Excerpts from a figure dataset
* * *

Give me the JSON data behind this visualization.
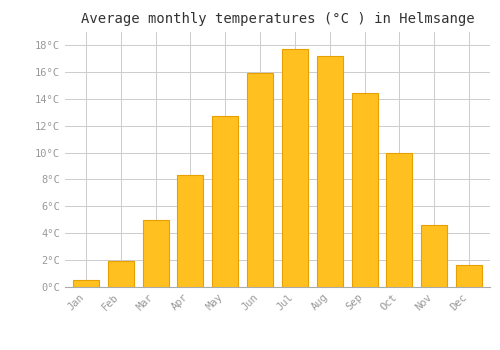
{
  "months": [
    "Jan",
    "Feb",
    "Mar",
    "Apr",
    "May",
    "Jun",
    "Jul",
    "Aug",
    "Sep",
    "Oct",
    "Nov",
    "Dec"
  ],
  "values": [
    0.5,
    1.9,
    5.0,
    8.3,
    12.7,
    15.9,
    17.7,
    17.2,
    14.4,
    10.0,
    4.6,
    1.6
  ],
  "bar_color": "#FFC020",
  "bar_edge_color": "#E8A000",
  "title": "Average monthly temperatures (°C ) in Helmsange",
  "title_fontsize": 10,
  "ylabel_ticks": [
    "0°C",
    "2°C",
    "4°C",
    "6°C",
    "8°C",
    "10°C",
    "12°C",
    "14°C",
    "16°C",
    "18°C"
  ],
  "ytick_values": [
    0,
    2,
    4,
    6,
    8,
    10,
    12,
    14,
    16,
    18
  ],
  "ylim": [
    0,
    19.0
  ],
  "background_color": "#ffffff",
  "grid_color": "#cccccc",
  "tick_label_color": "#999999",
  "tick_label_fontsize": 7.5,
  "font_family": "monospace",
  "bar_width": 0.75
}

* * *

● **Required task**: Copy the material exactly. Do not include the pictures.

● **Result below**:
Give me the JSON data behind this visualization.
{
  "months": [
    "Jan",
    "Feb",
    "Mar",
    "Apr",
    "May",
    "Jun",
    "Jul",
    "Aug",
    "Sep",
    "Oct",
    "Nov",
    "Dec"
  ],
  "values": [
    0.5,
    1.9,
    5.0,
    8.3,
    12.7,
    15.9,
    17.7,
    17.2,
    14.4,
    10.0,
    4.6,
    1.6
  ],
  "bar_color": "#FFC020",
  "bar_edge_color": "#E8A000",
  "title": "Average monthly temperatures (°C ) in Helmsange",
  "title_fontsize": 10,
  "ylabel_ticks": [
    "0°C",
    "2°C",
    "4°C",
    "6°C",
    "8°C",
    "10°C",
    "12°C",
    "14°C",
    "16°C",
    "18°C"
  ],
  "ytick_values": [
    0,
    2,
    4,
    6,
    8,
    10,
    12,
    14,
    16,
    18
  ],
  "ylim": [
    0,
    19.0
  ],
  "background_color": "#ffffff",
  "grid_color": "#cccccc",
  "tick_label_color": "#999999",
  "tick_label_fontsize": 7.5,
  "font_family": "monospace",
  "bar_width": 0.75
}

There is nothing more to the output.